## [Record list]
↓↓↓

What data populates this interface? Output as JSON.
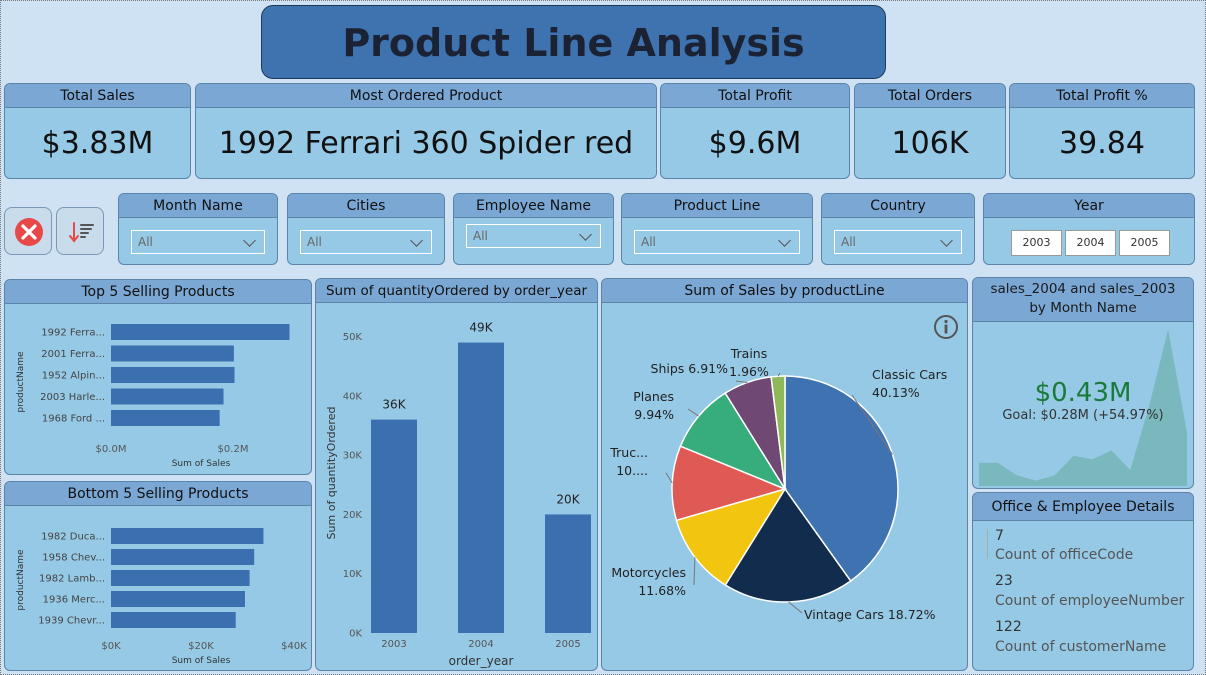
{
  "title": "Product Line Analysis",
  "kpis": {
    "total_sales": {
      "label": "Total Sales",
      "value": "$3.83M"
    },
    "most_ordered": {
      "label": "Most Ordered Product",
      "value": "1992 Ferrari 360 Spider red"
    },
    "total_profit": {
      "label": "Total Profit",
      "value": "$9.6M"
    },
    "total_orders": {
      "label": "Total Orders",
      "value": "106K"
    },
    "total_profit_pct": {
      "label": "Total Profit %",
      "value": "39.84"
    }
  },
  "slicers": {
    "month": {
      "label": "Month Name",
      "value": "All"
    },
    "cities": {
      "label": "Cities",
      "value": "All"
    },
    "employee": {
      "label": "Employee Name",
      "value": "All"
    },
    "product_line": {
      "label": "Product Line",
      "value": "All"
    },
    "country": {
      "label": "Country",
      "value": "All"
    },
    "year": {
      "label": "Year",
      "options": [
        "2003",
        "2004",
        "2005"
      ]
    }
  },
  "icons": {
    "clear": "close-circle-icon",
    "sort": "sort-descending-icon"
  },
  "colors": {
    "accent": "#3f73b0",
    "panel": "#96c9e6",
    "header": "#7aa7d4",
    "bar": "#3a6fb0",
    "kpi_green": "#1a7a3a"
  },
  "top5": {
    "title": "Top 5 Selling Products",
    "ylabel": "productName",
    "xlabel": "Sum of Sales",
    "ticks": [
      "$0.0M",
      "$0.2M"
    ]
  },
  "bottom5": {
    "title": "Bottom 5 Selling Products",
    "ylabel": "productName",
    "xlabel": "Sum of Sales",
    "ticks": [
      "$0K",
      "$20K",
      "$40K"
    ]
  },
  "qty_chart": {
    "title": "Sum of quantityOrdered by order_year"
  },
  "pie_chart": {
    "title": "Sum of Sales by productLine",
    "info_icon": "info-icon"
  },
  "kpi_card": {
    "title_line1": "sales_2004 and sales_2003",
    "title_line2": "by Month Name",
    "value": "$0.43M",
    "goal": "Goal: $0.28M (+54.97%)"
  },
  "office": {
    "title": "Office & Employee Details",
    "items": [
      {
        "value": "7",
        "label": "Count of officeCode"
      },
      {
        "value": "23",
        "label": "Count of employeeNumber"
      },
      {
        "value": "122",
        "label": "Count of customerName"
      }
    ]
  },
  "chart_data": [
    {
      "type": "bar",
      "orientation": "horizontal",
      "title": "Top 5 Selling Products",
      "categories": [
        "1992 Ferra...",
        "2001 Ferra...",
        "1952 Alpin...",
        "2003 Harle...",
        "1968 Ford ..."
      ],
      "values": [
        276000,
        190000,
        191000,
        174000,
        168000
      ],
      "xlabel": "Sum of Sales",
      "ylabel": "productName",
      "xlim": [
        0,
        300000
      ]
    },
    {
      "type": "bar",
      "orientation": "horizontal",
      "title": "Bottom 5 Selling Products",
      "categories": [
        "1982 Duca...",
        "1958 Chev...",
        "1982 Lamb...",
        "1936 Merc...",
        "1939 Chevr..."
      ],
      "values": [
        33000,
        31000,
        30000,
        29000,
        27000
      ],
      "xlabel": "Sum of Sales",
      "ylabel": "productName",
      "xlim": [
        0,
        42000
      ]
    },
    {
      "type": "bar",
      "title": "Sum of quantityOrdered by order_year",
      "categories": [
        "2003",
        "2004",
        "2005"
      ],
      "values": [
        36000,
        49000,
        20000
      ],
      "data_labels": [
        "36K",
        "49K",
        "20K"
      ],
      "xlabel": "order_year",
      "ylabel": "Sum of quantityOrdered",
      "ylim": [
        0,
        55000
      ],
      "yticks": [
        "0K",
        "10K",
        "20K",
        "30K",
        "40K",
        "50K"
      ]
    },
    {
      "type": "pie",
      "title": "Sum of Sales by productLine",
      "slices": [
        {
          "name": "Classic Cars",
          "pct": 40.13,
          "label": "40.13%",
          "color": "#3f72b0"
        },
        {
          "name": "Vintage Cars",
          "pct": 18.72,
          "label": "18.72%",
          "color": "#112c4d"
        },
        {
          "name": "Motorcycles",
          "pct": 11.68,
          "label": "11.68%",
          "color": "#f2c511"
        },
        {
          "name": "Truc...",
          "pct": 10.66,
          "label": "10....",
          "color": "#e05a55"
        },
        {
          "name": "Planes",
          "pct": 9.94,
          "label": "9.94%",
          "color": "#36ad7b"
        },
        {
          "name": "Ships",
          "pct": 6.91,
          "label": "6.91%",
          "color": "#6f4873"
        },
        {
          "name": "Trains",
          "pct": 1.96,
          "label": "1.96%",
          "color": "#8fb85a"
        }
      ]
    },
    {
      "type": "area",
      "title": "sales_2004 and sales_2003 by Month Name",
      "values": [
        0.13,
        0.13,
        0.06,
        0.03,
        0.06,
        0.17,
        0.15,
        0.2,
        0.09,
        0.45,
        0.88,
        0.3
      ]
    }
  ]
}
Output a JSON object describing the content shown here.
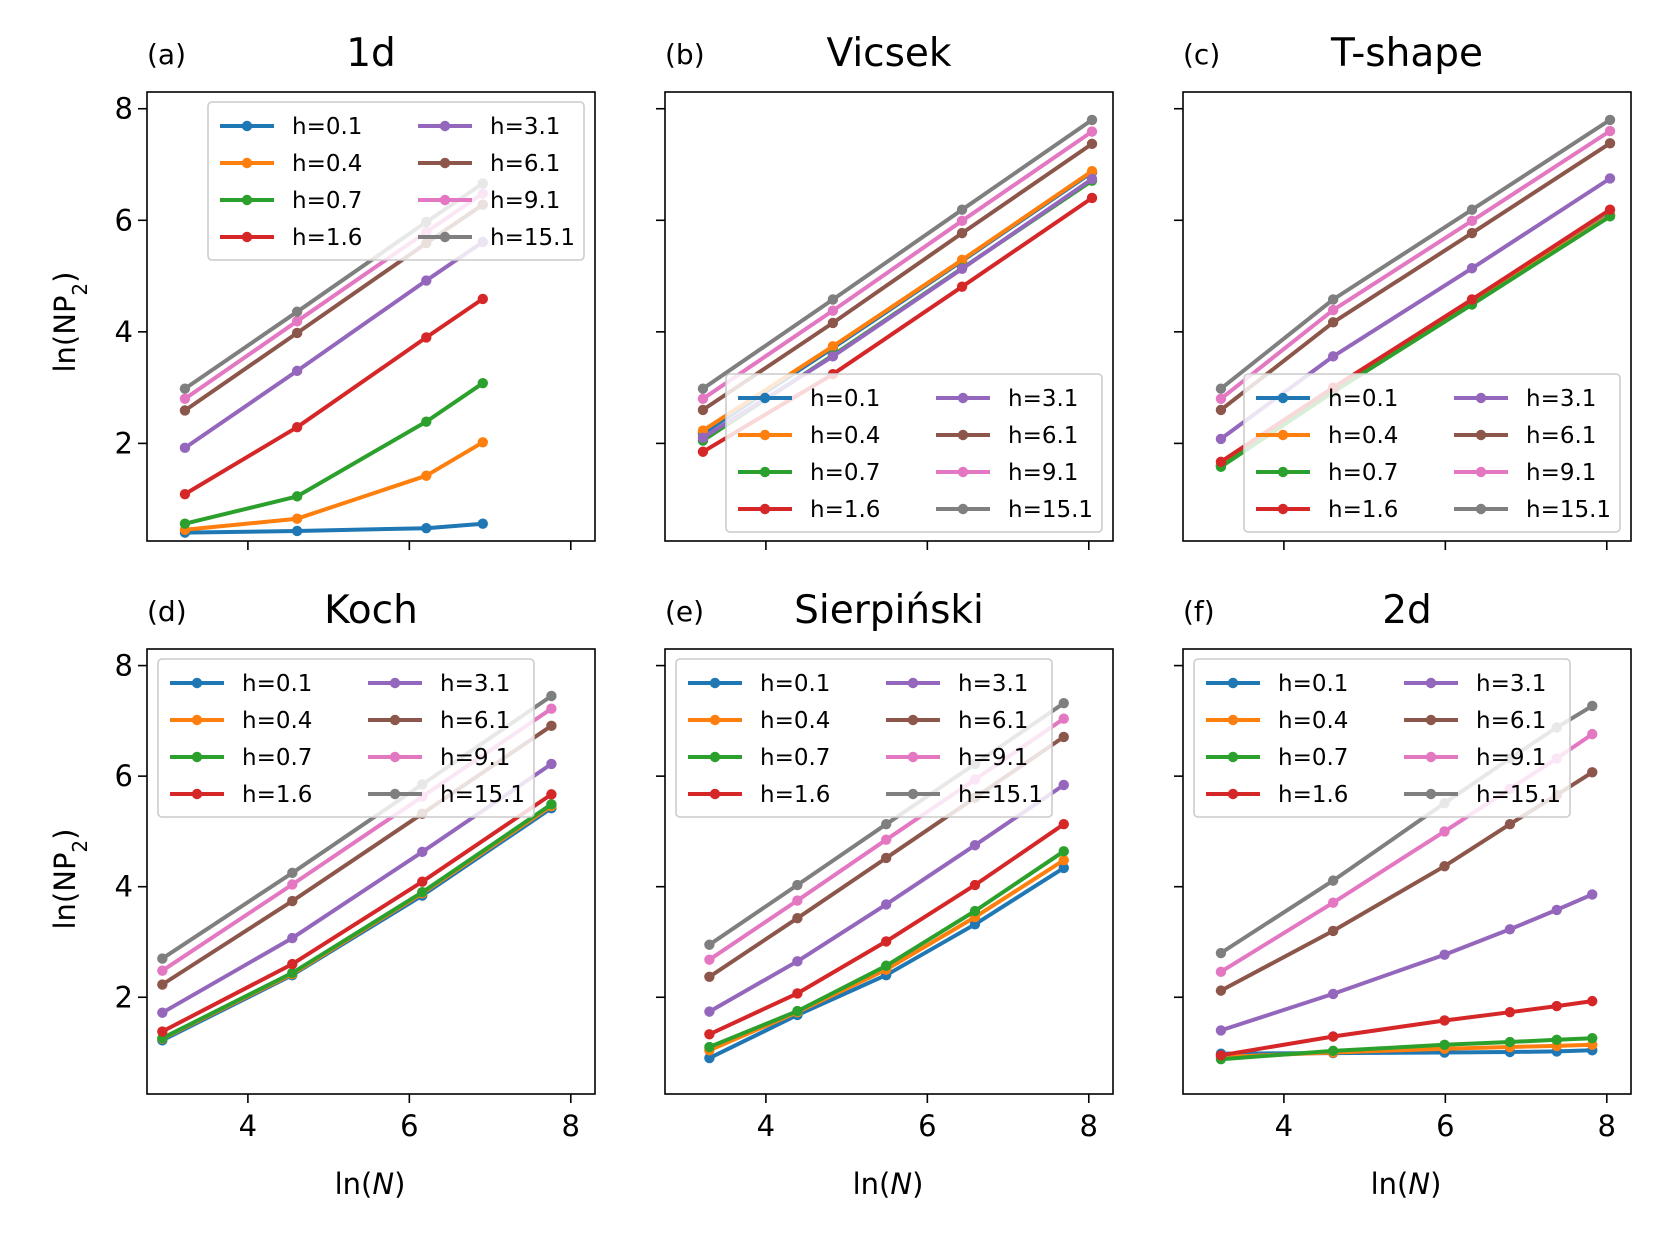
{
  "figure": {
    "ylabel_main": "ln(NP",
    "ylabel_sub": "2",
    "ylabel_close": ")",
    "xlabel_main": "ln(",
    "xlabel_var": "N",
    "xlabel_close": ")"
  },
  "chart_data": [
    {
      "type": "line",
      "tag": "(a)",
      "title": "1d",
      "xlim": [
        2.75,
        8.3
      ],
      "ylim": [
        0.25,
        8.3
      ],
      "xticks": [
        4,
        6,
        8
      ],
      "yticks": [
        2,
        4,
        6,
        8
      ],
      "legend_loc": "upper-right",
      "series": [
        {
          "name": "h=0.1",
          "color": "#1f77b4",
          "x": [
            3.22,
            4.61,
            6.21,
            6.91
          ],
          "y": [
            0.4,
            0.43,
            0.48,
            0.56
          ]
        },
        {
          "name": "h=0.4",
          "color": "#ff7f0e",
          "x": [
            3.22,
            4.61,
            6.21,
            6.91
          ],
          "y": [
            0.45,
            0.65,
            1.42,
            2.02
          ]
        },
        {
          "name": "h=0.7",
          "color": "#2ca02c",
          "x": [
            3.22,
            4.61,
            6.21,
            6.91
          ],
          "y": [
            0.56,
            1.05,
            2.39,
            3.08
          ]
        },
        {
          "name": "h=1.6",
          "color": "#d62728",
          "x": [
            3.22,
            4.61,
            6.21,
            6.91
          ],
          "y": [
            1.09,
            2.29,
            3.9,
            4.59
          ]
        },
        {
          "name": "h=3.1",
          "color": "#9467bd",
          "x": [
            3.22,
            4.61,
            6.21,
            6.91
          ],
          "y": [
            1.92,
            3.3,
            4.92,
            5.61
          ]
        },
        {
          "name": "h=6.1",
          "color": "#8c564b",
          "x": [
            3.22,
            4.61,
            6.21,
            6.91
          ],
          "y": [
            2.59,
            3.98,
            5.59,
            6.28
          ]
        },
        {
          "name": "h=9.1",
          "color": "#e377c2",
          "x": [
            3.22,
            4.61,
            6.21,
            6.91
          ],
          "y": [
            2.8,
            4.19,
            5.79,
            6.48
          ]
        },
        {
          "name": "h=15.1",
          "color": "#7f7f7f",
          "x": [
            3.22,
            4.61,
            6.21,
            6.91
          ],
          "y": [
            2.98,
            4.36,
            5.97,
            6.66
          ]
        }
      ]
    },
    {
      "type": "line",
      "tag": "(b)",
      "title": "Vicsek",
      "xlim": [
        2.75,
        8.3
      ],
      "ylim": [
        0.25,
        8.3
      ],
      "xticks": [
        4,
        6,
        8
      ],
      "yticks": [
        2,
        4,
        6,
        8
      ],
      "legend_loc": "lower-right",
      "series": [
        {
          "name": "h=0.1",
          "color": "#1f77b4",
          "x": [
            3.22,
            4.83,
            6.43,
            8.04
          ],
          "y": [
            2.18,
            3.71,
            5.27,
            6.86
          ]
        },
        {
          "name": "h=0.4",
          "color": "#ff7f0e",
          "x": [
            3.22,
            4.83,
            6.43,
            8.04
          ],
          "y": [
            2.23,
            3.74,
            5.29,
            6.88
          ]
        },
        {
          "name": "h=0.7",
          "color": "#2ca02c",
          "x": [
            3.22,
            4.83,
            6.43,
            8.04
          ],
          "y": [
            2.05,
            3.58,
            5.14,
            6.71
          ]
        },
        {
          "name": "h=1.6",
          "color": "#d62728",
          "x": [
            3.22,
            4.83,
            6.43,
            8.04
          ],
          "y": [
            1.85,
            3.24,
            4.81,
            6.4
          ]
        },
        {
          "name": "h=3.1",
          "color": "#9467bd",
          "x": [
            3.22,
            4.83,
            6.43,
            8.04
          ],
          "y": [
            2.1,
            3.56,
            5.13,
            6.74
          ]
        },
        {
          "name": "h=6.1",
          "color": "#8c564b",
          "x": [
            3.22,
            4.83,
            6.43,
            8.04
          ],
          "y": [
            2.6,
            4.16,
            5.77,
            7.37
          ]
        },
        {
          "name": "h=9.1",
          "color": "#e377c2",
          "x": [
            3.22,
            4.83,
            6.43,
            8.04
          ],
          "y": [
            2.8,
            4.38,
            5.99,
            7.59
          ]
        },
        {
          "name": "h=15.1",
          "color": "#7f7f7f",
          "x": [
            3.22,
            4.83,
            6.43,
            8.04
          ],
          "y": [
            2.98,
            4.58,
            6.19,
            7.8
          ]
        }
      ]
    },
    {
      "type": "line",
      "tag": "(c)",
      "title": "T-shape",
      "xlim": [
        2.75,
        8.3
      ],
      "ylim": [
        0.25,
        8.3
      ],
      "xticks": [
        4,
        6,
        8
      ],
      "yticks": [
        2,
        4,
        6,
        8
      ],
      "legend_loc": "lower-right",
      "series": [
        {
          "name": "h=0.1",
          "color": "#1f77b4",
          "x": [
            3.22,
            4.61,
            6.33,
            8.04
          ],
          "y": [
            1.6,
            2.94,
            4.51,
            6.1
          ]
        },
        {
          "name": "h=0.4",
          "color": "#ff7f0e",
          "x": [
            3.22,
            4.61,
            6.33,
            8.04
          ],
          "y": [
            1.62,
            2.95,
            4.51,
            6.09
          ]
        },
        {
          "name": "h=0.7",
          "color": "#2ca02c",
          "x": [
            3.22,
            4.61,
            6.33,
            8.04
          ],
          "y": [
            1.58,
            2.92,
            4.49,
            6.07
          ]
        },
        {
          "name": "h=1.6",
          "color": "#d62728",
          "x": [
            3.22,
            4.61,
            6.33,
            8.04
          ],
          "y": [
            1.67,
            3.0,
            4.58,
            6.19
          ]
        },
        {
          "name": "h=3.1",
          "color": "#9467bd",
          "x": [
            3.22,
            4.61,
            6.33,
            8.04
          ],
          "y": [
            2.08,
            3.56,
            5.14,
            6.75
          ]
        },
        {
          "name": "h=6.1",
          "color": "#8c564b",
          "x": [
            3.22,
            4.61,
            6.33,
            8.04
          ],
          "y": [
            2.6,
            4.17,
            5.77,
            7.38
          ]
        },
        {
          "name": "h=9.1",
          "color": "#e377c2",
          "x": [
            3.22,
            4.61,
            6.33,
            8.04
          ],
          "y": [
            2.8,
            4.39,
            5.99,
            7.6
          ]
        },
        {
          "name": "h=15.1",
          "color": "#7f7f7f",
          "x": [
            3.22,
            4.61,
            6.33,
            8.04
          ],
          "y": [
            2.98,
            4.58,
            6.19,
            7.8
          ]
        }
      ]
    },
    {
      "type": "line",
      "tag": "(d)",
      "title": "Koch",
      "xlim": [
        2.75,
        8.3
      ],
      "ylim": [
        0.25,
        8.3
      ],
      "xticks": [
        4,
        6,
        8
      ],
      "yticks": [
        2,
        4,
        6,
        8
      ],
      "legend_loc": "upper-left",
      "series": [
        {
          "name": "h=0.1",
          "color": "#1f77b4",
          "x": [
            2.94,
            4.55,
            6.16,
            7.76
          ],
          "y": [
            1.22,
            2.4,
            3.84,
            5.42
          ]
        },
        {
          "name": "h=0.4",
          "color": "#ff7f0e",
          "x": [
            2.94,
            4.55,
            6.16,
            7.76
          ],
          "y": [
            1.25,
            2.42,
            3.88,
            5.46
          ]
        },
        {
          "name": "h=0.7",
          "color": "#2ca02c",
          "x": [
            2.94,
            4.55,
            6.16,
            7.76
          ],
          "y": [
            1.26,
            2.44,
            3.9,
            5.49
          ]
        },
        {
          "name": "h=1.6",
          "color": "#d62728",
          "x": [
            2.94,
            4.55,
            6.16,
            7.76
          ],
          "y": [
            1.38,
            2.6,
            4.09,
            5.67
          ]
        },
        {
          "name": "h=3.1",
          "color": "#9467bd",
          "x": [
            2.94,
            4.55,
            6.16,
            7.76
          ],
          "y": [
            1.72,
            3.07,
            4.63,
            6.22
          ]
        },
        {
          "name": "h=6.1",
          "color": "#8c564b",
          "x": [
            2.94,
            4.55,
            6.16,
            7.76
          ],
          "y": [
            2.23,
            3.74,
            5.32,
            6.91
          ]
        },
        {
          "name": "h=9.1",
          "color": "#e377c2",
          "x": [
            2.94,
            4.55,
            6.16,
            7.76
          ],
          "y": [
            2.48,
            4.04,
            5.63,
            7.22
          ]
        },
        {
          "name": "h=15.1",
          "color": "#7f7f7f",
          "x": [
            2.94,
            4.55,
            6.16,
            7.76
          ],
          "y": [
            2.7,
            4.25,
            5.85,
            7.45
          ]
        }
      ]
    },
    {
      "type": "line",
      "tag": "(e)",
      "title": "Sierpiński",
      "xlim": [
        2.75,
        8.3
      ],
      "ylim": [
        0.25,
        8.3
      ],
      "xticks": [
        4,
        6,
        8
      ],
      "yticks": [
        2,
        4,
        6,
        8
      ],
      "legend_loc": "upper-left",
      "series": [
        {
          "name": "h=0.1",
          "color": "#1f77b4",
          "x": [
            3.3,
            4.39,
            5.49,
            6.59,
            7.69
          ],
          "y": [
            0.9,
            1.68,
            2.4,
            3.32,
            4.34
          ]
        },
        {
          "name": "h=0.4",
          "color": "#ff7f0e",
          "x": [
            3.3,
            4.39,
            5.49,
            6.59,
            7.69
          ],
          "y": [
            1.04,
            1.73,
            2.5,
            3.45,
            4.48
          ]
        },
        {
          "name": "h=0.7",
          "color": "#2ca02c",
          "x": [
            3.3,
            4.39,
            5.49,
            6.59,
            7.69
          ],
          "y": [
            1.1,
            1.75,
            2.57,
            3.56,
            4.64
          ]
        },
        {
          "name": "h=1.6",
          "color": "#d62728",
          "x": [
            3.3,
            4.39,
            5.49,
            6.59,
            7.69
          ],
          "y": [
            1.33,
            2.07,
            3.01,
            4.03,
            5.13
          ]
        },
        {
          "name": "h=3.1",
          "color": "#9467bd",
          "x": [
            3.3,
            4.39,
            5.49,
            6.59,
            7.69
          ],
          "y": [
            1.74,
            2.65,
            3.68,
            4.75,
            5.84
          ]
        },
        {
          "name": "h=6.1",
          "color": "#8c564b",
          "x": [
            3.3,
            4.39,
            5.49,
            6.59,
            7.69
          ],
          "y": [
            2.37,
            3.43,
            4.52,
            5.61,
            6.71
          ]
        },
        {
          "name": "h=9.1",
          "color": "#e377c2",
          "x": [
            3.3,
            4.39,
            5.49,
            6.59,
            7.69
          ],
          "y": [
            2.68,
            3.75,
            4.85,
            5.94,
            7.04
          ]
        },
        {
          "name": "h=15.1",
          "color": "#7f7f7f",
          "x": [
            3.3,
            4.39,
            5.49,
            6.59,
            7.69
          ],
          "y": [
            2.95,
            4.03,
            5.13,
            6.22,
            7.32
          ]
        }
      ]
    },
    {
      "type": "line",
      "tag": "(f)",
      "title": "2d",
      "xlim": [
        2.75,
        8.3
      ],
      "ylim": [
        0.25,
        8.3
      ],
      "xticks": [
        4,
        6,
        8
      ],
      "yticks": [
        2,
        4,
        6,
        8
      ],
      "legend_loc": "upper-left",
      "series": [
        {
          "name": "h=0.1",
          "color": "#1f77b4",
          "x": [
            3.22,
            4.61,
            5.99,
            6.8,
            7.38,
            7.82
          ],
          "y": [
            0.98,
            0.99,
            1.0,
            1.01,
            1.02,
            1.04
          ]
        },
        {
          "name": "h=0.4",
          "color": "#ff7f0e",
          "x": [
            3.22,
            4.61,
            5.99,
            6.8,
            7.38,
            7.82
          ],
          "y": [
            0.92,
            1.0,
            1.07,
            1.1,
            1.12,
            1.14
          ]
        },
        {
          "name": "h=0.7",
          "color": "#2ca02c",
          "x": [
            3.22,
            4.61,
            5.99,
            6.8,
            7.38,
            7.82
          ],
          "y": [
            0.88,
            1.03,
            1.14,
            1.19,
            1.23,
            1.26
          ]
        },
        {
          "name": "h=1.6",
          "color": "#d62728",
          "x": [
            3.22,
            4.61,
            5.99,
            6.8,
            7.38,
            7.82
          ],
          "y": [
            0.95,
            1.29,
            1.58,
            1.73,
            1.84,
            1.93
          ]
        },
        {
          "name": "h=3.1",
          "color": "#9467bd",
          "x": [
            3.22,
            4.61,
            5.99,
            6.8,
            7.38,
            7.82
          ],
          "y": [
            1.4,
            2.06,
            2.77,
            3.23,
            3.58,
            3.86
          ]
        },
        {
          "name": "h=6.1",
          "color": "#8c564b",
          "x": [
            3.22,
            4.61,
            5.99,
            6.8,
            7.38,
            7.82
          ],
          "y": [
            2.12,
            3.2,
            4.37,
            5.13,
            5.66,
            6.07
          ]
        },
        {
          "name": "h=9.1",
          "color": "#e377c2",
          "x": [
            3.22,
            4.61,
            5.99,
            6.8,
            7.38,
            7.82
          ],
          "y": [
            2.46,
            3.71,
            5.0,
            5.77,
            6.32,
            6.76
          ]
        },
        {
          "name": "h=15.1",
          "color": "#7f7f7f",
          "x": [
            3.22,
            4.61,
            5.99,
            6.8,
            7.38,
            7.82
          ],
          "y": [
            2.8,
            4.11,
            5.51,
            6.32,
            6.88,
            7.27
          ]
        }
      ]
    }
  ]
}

↑↑↑

Pick out every line above that holds the word "Products" and copy it.

    "title": "Top 5 Selling Products",
    "title": "Bottom 5 Selling Products",
      "title": "Top 5 Selling Products",
      "title": "Bottom 5 Selling Products",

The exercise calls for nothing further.